EXERCISE PROMPT. Starting at the row that contains "Segment this screenshot: for" and ending after the row that contains "menu-filter[interactable]: Filter [77,25,104,39]", rewrite those rows with "interactable" swapped for "clickable" and everything else kept the same. Omit the picture from your answer.

RAW DATA.
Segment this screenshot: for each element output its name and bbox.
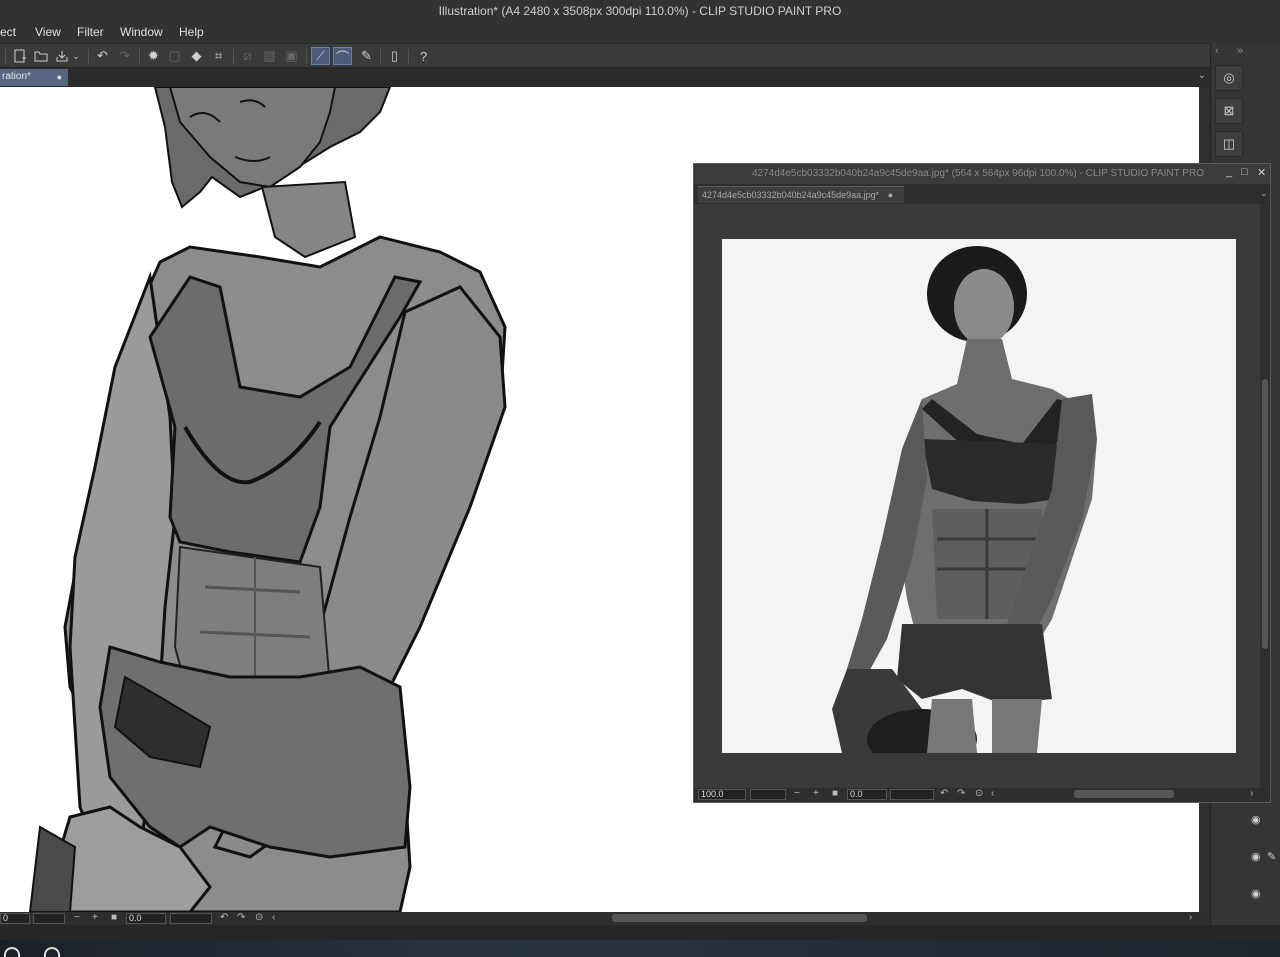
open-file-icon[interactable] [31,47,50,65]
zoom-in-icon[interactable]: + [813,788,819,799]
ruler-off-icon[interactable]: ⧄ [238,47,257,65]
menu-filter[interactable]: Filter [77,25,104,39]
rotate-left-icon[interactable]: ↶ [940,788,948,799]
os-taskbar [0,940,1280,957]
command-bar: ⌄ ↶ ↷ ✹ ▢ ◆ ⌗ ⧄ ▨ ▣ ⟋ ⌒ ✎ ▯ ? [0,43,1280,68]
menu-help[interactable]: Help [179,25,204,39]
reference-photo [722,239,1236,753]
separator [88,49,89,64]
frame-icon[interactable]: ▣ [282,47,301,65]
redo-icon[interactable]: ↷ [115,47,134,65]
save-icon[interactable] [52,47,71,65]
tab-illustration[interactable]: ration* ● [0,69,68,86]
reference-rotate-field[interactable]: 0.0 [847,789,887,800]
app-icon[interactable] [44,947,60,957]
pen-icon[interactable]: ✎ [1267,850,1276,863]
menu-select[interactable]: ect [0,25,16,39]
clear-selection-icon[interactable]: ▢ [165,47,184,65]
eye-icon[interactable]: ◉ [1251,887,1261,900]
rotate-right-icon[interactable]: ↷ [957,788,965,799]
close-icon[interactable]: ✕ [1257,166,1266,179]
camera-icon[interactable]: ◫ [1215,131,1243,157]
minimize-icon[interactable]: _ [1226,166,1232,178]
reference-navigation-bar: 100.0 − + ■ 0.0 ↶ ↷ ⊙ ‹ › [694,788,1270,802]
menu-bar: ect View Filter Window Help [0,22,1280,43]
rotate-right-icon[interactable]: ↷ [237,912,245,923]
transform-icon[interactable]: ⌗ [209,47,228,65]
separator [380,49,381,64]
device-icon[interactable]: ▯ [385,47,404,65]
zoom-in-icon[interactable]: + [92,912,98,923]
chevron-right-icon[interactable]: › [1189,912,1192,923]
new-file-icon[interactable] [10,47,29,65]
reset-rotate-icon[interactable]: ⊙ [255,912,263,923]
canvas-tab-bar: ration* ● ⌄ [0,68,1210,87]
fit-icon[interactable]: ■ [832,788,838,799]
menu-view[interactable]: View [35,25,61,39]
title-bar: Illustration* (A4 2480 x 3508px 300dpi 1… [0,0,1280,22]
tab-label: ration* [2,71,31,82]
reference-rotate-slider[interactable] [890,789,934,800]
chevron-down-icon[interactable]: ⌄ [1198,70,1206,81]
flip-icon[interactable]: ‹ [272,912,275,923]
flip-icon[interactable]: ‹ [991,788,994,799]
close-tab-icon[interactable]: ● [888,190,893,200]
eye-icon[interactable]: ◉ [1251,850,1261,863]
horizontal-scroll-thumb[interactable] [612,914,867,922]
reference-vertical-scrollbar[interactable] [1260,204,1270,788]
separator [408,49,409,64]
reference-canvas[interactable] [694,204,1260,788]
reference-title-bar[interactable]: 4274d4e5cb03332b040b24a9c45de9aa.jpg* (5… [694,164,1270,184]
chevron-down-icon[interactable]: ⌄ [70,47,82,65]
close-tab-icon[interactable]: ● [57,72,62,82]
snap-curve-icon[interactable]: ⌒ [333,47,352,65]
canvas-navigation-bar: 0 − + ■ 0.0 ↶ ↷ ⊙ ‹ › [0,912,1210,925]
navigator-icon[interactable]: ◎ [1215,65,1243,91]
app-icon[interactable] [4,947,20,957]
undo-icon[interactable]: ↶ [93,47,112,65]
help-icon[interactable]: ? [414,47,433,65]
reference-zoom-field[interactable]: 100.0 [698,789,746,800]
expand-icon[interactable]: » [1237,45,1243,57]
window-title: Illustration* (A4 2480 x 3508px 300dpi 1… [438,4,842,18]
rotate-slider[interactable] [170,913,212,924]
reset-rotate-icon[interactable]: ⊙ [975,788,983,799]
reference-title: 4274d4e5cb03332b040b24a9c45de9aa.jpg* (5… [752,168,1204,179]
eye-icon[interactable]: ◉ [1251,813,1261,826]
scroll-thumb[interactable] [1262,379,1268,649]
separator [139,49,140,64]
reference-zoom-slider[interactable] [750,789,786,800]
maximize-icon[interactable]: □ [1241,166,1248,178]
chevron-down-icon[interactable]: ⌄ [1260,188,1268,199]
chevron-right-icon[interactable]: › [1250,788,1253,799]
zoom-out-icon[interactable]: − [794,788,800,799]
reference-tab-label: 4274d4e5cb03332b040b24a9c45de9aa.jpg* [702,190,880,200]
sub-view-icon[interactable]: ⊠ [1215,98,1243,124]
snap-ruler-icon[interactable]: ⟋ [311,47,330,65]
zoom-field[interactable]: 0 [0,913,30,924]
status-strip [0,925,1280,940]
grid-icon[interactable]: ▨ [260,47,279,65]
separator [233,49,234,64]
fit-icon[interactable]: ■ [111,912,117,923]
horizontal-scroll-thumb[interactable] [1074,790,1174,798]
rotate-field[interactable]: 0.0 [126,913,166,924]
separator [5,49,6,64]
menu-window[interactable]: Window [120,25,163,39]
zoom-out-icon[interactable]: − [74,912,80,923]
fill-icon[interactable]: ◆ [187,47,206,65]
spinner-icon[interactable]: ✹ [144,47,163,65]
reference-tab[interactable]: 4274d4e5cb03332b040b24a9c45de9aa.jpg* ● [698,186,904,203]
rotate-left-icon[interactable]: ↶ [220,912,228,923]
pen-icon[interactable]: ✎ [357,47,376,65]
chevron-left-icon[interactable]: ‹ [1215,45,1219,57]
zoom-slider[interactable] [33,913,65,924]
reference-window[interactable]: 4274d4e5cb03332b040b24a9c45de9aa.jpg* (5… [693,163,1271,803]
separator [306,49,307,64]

==

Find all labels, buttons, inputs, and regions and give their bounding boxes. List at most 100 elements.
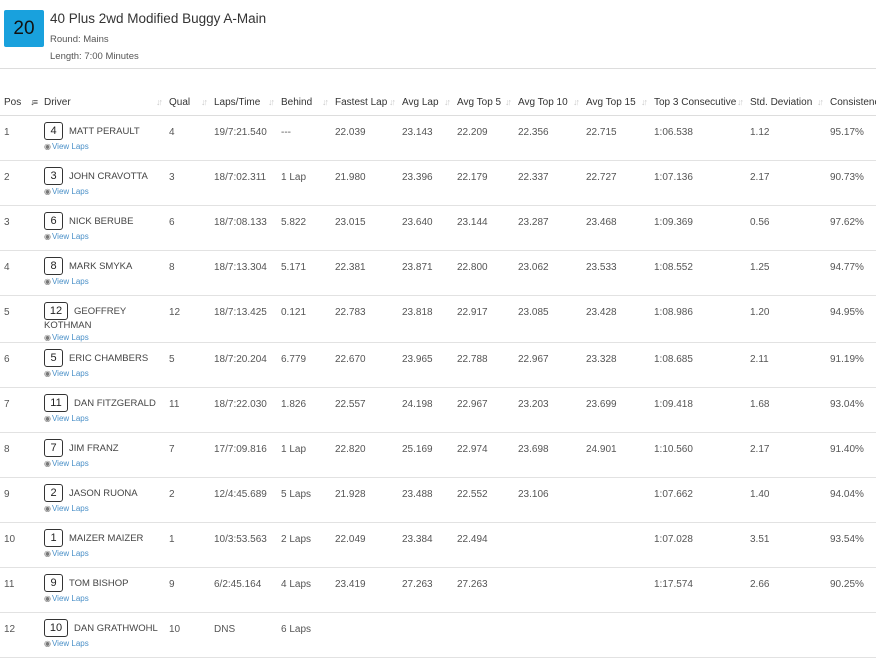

WRITTEN SOLUTION.
Segment this screenshot: for each element output its name and bbox.
open-file-icon[clickable] [31,47,50,65]
zoom-in-icon[clickable]: + [813,788,819,799]
ruler-off-icon[clickable]: ⧄ [238,47,257,65]
menu-filter[clickable]: Filter [77,25,104,39]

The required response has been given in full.